* _Available data_:
+-------+

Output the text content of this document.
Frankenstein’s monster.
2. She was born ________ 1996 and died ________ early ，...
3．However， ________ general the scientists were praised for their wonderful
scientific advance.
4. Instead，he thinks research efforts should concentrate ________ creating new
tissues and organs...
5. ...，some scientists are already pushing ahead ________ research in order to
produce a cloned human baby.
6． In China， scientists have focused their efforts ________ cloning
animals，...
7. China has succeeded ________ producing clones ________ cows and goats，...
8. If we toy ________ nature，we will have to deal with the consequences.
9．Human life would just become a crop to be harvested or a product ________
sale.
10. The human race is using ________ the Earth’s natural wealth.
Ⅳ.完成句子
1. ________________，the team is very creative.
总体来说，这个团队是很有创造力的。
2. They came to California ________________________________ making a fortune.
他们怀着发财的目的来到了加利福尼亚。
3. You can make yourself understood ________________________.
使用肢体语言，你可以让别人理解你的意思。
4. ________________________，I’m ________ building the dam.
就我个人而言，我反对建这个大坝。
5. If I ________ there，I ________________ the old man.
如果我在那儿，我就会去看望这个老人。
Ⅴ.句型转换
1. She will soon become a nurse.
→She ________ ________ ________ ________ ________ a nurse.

+-------+

* _Set problem_:
Every entry must be retyped in full, exactly as given.

* _Reply_:
Output the text content of this document.
Frankenstein’s monster.
2. She was born ________ 1996 and died ________ early ，...
3．However， ________ general the scientists were praised for their wonderful
scientific advance.
4. Instead，he thinks research efforts should concentrate ________ creating new
tissues and organs...
5. ...，some scientists are already pushing ahead ________ research in order to
produce a cloned human baby.
6． In China， scientists have focused their efforts ________ cloning
animals，...
7. China has succeeded ________ producing clones ________ cows and goats，...
8. If we toy ________ nature，we will have to deal with the consequences.
9．Human life would just become a crop to be harvested or a product ________
sale.
10. The human race is using ________ the Earth’s natural wealth.
Ⅳ.完成句子
1. ________________，the team is very creative.
总体来说，这个团队是很有创造力的。
2. They came to California ________________________________ making a fortune.
他们怀着发财的目的来到了加利福尼亚。
3. You can make yourself understood ________________________.
使用肢体语言，你可以让别人理解你的意思。
4. ________________________，I’m ________ building the dam.
就我个人而言，我反对建这个大坝。
5. If I ________ there，I ________________ the old man.
如果我在那儿，我就会去看望这个老人。
Ⅴ.句型转换
1. She will soon become a nurse.
→She ________ ________ ________ ________ ________ a nurse.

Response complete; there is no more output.